> Records shown
━━━━━━━━━━

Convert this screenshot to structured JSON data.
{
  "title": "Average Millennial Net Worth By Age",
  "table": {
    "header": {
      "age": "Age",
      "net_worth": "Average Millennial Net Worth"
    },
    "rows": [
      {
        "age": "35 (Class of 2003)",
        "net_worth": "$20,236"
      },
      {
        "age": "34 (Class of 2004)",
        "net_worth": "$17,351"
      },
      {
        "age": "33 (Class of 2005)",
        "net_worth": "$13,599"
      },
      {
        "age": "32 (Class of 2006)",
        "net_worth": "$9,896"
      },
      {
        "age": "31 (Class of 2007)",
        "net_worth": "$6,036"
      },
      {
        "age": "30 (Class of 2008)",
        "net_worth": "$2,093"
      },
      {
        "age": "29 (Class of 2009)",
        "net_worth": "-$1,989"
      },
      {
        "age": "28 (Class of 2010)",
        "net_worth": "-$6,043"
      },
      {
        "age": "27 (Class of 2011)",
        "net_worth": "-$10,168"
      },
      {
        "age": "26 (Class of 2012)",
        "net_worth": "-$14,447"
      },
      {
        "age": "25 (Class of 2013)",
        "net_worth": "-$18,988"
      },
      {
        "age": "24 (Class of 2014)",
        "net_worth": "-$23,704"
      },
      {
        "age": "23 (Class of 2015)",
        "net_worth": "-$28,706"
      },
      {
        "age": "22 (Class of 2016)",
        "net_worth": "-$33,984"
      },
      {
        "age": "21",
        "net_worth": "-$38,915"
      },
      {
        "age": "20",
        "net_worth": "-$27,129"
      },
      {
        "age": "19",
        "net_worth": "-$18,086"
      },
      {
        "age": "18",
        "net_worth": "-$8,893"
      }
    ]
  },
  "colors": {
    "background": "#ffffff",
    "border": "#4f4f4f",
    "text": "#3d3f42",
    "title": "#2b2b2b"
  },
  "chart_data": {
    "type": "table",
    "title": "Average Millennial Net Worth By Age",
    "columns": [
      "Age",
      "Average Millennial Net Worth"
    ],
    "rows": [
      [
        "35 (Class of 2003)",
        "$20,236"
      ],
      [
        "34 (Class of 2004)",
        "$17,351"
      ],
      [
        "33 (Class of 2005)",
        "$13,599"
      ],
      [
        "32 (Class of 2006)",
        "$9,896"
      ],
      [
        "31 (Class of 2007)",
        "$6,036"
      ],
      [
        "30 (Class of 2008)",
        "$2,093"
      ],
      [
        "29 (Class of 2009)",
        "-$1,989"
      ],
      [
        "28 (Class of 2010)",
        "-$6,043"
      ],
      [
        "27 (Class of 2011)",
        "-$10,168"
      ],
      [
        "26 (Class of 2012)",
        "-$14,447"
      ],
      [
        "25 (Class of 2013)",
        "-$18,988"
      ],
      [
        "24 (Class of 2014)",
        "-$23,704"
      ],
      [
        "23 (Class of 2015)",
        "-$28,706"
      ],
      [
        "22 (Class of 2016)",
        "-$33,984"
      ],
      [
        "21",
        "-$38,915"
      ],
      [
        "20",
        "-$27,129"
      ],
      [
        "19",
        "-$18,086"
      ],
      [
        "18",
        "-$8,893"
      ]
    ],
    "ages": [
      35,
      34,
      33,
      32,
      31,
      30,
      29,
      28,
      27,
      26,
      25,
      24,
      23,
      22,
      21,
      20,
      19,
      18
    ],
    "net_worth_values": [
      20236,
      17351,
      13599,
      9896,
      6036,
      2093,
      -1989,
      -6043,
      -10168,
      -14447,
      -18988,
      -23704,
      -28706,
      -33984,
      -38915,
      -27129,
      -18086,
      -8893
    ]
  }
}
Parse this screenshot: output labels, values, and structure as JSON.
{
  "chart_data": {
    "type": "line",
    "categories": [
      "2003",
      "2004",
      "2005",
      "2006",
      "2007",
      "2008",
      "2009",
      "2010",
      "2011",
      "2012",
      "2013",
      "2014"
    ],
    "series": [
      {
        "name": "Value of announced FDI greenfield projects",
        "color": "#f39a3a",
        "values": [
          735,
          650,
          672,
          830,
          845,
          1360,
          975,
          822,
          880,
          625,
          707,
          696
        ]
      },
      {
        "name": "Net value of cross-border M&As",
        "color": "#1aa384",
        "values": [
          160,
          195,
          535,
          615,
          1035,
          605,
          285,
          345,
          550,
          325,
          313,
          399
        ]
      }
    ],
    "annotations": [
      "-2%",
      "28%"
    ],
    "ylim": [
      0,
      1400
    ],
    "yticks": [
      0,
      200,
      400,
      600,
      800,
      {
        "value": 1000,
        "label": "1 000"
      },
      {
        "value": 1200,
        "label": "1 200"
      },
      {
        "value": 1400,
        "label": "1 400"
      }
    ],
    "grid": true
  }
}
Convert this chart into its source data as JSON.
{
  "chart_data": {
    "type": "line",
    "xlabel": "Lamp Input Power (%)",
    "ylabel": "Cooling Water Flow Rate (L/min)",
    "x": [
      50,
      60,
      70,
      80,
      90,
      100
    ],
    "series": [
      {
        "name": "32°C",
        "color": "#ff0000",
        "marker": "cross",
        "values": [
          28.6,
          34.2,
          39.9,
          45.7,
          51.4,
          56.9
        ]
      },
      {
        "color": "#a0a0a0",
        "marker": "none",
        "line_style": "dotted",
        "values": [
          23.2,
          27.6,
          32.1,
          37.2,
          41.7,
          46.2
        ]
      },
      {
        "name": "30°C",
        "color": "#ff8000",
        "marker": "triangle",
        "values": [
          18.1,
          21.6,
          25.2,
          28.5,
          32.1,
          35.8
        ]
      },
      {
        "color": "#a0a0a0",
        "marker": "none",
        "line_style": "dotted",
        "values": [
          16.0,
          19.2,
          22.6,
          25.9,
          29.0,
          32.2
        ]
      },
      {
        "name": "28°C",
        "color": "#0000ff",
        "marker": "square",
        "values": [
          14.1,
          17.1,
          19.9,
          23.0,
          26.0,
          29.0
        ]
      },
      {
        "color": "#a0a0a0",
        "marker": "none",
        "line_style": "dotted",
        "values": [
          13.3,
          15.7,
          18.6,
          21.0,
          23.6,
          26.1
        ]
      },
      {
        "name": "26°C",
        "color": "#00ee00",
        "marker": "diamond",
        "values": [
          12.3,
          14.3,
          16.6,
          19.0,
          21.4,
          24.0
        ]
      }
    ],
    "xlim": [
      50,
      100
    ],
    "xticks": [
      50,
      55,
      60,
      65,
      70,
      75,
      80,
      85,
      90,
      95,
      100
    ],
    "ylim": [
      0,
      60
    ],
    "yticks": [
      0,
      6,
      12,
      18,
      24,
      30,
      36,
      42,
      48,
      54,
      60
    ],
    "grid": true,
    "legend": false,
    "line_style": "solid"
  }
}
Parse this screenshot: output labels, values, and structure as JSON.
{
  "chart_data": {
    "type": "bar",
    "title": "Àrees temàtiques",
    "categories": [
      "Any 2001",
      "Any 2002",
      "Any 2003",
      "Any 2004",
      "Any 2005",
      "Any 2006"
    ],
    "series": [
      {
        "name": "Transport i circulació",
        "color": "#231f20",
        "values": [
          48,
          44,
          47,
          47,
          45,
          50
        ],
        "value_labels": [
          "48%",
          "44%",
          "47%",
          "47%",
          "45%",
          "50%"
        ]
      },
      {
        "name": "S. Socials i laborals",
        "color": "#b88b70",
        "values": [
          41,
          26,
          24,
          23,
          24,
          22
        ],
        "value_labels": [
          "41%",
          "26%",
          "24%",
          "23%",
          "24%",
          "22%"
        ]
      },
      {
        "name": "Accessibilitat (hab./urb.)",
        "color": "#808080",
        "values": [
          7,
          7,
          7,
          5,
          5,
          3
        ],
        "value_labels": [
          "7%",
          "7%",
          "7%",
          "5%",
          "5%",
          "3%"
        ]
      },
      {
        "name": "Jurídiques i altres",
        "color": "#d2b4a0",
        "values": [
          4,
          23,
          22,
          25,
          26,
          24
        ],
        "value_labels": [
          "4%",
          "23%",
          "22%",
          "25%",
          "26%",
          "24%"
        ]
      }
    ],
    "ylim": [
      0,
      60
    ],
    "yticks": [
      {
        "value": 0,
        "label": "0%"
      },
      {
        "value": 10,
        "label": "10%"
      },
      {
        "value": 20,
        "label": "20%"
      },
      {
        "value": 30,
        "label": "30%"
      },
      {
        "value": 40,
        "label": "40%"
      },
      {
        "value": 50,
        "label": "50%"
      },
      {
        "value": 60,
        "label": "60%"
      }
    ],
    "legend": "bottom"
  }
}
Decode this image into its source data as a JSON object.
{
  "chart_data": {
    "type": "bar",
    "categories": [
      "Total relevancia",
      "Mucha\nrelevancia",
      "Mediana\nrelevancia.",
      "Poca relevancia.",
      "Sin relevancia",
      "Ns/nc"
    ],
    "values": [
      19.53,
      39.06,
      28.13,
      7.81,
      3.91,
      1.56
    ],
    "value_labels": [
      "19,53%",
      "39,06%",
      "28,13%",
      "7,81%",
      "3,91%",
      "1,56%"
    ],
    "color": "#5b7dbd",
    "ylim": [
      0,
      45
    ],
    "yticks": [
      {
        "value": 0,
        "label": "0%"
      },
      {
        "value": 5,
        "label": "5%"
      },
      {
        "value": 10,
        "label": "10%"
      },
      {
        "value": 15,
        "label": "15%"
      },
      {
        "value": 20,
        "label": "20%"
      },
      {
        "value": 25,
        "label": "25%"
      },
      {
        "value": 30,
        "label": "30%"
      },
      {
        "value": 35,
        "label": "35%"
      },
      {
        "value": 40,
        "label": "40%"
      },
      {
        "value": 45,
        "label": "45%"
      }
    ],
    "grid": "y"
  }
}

━━━━━━━━━━

> Task objective
Of all the lines above, how many contain the word "Convert"? Answer with only the number.

> Correct result
2